== Stored records

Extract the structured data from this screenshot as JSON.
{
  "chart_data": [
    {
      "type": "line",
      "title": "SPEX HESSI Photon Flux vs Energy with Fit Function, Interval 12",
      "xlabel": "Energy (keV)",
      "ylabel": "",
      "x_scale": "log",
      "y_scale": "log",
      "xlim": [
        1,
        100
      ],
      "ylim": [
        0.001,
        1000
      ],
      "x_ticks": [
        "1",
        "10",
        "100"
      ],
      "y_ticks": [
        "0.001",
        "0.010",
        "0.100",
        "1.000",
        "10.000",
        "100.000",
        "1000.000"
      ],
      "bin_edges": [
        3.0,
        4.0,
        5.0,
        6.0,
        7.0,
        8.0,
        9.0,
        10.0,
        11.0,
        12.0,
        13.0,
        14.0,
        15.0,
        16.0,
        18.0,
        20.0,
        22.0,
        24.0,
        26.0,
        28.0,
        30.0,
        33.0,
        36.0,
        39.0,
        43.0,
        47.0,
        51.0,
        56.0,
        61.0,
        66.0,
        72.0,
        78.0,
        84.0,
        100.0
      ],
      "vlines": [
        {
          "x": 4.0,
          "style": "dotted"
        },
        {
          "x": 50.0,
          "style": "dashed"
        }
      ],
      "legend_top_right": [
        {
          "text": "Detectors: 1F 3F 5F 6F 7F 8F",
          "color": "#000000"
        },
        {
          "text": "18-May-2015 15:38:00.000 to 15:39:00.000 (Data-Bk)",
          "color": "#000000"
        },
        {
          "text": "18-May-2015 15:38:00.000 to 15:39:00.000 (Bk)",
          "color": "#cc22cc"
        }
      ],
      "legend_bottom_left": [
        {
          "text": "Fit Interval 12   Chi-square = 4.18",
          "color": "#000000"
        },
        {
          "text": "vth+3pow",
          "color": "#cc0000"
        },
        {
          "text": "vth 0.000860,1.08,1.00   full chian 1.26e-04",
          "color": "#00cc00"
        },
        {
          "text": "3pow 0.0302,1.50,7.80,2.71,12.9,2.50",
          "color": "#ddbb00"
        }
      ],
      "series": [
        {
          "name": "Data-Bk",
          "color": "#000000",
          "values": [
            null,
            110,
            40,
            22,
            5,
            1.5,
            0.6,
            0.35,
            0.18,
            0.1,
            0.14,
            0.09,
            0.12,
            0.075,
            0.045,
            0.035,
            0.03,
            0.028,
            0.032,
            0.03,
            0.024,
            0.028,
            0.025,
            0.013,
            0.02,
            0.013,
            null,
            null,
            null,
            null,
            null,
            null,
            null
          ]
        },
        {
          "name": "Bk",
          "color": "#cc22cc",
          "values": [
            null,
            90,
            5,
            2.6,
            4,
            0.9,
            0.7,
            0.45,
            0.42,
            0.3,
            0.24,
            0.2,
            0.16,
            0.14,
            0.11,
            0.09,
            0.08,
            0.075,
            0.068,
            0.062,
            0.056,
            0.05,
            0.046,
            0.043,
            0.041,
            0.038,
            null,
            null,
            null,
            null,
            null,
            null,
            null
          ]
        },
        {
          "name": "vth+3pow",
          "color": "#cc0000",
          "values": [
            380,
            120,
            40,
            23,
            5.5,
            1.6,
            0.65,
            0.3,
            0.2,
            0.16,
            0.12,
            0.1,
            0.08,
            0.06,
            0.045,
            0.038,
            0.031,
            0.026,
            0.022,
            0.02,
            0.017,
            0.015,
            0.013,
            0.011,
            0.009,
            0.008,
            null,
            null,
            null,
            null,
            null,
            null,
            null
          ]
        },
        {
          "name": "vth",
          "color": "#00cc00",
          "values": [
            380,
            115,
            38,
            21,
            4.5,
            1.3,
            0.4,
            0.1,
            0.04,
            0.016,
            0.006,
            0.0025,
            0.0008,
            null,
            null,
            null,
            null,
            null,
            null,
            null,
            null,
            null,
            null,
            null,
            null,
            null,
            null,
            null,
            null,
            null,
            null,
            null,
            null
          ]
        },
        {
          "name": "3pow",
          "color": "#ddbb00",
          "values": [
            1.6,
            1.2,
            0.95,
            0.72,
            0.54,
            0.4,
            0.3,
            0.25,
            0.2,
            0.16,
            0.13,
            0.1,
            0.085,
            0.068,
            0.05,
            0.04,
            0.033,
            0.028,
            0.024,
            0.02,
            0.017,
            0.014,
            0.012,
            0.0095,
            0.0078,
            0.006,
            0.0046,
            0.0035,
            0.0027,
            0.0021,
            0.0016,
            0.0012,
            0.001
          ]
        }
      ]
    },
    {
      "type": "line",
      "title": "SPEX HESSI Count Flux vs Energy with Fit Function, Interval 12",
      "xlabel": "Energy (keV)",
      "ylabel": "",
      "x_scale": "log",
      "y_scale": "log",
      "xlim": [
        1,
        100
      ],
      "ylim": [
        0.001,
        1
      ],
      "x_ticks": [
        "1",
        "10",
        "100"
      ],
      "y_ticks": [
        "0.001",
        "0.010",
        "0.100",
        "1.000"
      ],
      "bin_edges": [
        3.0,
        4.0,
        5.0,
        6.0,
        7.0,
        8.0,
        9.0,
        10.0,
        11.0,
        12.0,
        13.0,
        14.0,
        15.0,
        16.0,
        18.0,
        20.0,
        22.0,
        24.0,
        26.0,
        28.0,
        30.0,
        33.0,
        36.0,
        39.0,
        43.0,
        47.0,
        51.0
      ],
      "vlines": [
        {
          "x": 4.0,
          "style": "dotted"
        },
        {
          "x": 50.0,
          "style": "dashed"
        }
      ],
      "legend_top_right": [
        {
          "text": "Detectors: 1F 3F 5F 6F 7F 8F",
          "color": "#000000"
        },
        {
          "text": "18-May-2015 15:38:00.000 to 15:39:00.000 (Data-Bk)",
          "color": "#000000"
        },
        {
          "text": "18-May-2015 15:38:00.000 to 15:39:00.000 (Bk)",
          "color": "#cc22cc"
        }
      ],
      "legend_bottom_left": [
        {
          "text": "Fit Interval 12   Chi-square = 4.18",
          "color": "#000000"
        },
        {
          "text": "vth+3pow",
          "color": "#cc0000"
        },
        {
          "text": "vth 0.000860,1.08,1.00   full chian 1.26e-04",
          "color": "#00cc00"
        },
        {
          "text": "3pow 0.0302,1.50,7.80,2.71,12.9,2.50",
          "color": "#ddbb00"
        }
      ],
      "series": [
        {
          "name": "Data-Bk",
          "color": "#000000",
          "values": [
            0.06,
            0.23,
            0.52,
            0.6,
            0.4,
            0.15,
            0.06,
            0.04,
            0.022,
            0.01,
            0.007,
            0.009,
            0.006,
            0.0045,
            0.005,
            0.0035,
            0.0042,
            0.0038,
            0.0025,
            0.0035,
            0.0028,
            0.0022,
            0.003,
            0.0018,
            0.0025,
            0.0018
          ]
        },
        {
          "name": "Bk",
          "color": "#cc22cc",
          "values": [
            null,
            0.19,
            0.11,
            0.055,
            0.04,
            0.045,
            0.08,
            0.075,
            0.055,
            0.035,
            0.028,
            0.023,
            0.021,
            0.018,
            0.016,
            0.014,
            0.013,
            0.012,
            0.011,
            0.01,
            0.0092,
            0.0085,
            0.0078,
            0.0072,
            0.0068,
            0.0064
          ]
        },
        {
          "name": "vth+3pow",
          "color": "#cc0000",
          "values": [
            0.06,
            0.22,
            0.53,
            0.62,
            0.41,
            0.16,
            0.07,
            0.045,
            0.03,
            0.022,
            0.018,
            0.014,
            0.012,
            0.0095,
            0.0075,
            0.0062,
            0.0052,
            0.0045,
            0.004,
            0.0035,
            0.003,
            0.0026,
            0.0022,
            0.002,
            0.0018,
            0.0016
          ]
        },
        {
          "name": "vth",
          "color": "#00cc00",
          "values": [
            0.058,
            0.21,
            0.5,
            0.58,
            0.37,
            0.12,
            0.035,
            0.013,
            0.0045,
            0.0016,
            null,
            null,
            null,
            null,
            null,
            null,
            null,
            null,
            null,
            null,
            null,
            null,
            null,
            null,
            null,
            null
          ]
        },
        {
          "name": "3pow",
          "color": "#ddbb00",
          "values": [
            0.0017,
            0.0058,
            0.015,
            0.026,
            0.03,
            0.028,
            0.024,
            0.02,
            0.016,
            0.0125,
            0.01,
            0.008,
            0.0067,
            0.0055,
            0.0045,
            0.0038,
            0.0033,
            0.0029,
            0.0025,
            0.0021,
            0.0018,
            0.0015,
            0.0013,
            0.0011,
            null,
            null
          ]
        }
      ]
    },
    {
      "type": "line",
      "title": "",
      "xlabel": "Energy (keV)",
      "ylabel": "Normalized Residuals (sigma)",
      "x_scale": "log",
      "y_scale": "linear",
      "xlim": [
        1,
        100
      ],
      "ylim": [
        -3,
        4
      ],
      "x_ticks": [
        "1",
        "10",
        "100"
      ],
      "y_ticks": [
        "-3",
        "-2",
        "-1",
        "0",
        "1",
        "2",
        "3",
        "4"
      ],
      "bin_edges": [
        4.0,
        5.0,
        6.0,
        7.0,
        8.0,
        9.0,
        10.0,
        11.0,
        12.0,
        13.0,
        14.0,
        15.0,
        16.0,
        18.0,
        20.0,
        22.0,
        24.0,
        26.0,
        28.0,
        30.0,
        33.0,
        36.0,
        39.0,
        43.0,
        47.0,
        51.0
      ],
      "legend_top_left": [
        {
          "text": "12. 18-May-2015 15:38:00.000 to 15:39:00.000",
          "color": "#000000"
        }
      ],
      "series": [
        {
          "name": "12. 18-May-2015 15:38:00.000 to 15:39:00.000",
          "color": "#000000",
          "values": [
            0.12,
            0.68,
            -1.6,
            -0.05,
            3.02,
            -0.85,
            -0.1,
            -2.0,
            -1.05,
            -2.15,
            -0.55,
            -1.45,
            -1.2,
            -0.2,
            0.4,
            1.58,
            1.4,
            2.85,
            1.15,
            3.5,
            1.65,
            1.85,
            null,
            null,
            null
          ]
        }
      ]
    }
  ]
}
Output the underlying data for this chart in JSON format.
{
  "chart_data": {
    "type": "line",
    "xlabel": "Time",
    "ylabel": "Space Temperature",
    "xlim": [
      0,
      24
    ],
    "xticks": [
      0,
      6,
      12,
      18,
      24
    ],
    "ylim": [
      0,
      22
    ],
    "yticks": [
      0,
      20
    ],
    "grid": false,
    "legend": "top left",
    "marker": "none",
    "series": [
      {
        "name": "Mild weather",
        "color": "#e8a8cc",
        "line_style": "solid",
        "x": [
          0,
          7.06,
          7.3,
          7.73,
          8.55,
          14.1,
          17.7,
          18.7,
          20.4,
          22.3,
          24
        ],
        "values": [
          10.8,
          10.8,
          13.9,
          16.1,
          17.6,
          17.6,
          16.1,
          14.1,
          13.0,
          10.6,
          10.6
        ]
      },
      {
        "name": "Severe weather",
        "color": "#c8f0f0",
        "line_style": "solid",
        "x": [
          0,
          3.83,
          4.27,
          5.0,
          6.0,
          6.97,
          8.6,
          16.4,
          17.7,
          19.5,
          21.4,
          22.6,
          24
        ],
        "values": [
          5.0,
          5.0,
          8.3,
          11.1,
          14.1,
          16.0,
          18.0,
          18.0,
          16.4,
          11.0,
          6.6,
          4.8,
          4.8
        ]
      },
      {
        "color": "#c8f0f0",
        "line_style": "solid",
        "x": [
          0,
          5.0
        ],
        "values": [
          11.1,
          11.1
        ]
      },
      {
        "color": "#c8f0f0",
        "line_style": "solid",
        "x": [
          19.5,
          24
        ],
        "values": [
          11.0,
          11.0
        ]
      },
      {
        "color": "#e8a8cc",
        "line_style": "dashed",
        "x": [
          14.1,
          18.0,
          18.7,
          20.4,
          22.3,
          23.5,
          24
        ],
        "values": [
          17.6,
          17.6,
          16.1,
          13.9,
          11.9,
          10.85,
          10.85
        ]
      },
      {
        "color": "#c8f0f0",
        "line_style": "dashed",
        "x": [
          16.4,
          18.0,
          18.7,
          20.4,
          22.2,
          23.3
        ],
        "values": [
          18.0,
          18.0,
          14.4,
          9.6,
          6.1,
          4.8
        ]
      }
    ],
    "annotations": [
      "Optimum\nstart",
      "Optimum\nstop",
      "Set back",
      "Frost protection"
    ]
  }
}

====

Pull out all lines in the data above that include "HESSI".

      "title": "SPEX HESSI Photon Flux vs Energy with Fit Function, Interval 12",
      "title": "SPEX HESSI Count Flux vs Energy with Fit Function, Interval 12",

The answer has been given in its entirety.